• **Problem description**: Select, from the data, each line where "Urlaub" occurs.

• **Structured figure records**:
::::
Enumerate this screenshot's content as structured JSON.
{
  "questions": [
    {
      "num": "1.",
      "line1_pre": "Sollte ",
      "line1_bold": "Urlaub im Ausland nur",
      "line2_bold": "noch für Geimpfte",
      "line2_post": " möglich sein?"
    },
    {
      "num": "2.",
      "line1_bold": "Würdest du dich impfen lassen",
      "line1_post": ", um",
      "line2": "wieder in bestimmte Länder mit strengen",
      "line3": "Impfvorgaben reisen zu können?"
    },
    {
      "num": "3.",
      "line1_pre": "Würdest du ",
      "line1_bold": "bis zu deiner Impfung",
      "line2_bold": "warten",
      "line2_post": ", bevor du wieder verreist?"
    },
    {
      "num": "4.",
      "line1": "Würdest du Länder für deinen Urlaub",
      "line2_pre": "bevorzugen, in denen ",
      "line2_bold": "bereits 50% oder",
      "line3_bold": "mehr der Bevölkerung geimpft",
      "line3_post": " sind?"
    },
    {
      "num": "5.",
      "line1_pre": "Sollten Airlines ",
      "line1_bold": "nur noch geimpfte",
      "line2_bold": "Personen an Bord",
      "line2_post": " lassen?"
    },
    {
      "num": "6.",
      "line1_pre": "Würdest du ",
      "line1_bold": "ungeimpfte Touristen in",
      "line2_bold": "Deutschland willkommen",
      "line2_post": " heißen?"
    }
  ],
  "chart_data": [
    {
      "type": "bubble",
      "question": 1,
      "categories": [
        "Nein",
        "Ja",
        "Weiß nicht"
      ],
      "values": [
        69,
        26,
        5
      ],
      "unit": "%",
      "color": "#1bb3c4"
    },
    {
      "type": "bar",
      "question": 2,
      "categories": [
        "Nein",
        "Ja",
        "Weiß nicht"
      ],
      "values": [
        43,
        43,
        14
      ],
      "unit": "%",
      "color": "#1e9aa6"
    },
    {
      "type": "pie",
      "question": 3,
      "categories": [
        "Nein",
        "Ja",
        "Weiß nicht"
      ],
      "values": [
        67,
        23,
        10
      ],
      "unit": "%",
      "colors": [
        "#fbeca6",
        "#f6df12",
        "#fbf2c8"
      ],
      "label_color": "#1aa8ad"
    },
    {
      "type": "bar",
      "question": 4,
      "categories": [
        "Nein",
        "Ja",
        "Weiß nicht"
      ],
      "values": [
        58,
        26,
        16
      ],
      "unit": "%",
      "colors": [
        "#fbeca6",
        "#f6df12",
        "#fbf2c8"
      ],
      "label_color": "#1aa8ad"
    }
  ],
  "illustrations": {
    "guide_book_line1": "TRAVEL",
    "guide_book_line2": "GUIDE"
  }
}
::::
• **Solution**:
      "line1_bold": "Urlaub im Ausland nur",
      "line1": "Würdest du Länder für deinen Urlaub",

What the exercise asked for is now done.